DATA ENTRIES >>
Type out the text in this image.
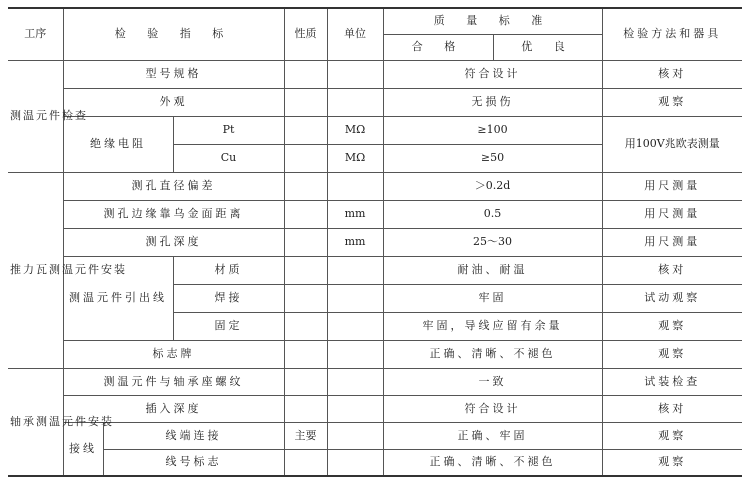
工序	检 验 指 标			性质	单位	质 量 标 准		检验方法和器具
						合 格	优 良	
测温元件检查	型号规格					符合设计		核对
	外观					无损伤		观察
	绝缘电阻		Pt		MΩ	≥100		用100V兆欧表测量
			Cu		MΩ	≥50		
推力瓦测温元件安装	测孔直径偏差					＞0.2d		用尺测量
	测孔边缘靠乌金面距离				mm	0.5		用尺测量
	测孔深度				mm	25～30		用尺测量
	测温元件引出线		材质			耐油、耐温		核对
			焊接			牢固		试动观察
			固定			牢固，导线应留有余量		观察
	标志牌					正确、清晰、不褪色		观察
轴承测温元件安装	测温元件与轴承座螺纹					一致		试装检查
	插入深度					符合设计		核对
	接线	线端连接		主要		正确、牢固		观察
		线号标志				正确、清晰、不褪色		观察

WHAT IS BEING ASKED >> Without including any pictures, output all the entries above exactly.

FINISHED ANSWER >>
Type out the text in this image.
工序	检 验 指 标			性质	单位	质 量 标 准		检验方法和器具
						合 格	优 良	
测温元件检查	型号规格					符合设计		核对
	外观					无损伤		观察
	绝缘电阻		Pt		MΩ	≥100		用100V兆欧表测量
			Cu		MΩ	≥50		
推力瓦测温元件安装	测孔直径偏差					＞0.2d		用尺测量
	测孔边缘靠乌金面距离				mm	0.5		用尺测量
	测孔深度				mm	25～30		用尺测量
	测温元件引出线		材质			耐油、耐温		核对
			焊接			牢固		试动观察
			固定			牢固，导线应留有余量		观察
	标志牌					正确、清晰、不褪色		观察
轴承测温元件安装	测温元件与轴承座螺纹					一致		试装检查
	插入深度					符合设计		核对
	接线	线端连接		主要		正确、牢固		观察
		线号标志				正确、清晰、不褪色		观察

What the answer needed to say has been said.